# Xxxx Gold



## DonC (6/11/11)

My first post here. I realise I am in a minority when I say I want to brew something like xxxx gold, but I have been drinking the stuff for years

and like it. I am up to 20 brews now, and getting slightly pissed off that I can't get it right.I have tried all sorts of cans and all sorts of 

enhancers and adjuncts, so I thought I would go back to basics, and read the can.
added the 200 dex and 200 malto but tastes shit.

Was thinking get rid of corn syrup and just go 400 - 500 dex

Any ideas, please, Don


----------



## kymba (6/11/11)

75% malt
25% dex (add after a day or two so your yeast aren't like scabby fat diabetics)
cluster @ 60 - 40 to 22ibu


----------



## Rowy (6/11/11)

I did one a little while back using a Mangrove Jacks Australian Bitter. A light malt pack from my LHBS, S05 and a Hallertau teabag. Not exact but to be honest not too far off. I wasn't keen on it but a mate that drinks Gold thought it was close.


----------



## dougsbrew (6/11/11)

youd want to look at your yeast, temperature control, us05 >20c, s189 more advanced. 
as kymba said cluster would help heaps, search this site plenty of info here.


----------



## bum (6/11/11)

Lots of people will probably want to tell you that you'll need to go all grain to make this kind of beer but the fact is that it is still _really_ hard even then. The big boys use processes that are often hard for us to replicate home. Your best best would be to grab a lager(style) kit you enjoy and either use a decent lager yeast (with proper temp control) or a good, clean ale yeast (still with proper temp control, cooler the better as long as the yeasties don't nod off). A lot of people speak highly of Morgans Blue Mountain Lager for this sort of thing.


----------



## yum beer (6/11/11)

coopers lager
500gm ldm
500gm coopers brewing sugar...not plain dex.
make to 21 litres
lager yeast at 12-13c
day 5 boil 2 litres water with 12gm cluster for 10min, add to fermenter
ferment and bottle when finished


----------



## QldKev (7/11/11)

I would not add 1kg to a kit, you will end up too strong, max 500g

Stolen from another site, but these sound on the mark


1. Morgans XXXX Gold to make 23 litres
Morgan's Queenslander Gold can
400 gm Dry Gold Blend Added Sugars
12 gm Cluster Finishing Hops
OG 1032 FG 1010
Colour 7.2 ebc
Alc/Vol 3.5 %
Note: If kegging add an extra 200gm of Dextrose per 23 litre batch to correct alcohol percentage.

▶ **Collected data**:
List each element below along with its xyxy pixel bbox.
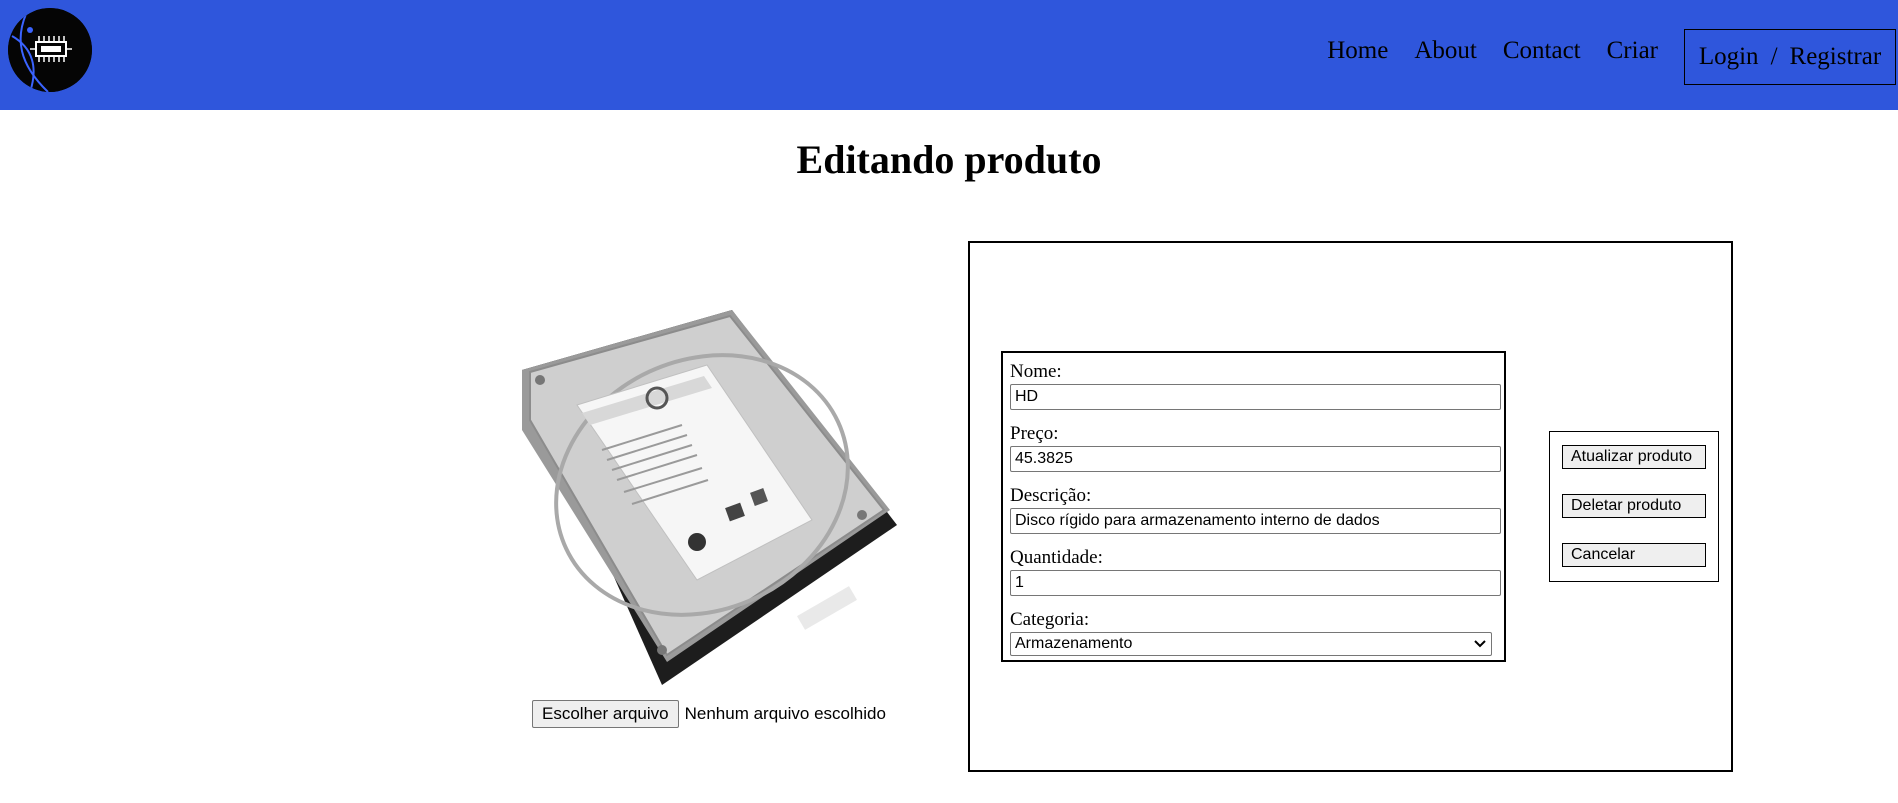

▶ **Requirements**:
**1.** In the XXXX Gold thread, at what temperature does yum beer say to ferment with the lager yeast?
**2.** Please write out the stretch of the XXXX Gold thread from "1. Morgans XXXX" through "correct alcohol percentage.".
The data have nothing to do with the XXXX Gold thread.

▶ **Final results**:
**1.** 12-13c

**2.**
1. Morgans XXXX Gold to make 23 litres
Morgan's Queenslander Gold can
400 gm Dry Gold Blend Added Sugars
12 gm Cluster Finishing Hops
OG 1032 FG 1010
Colour 7.2 ebc
Alc/Vol 3.5 %
Note: If kegging add an extra 200gm of Dextrose per 23 litre batch to correct alcohol percentage.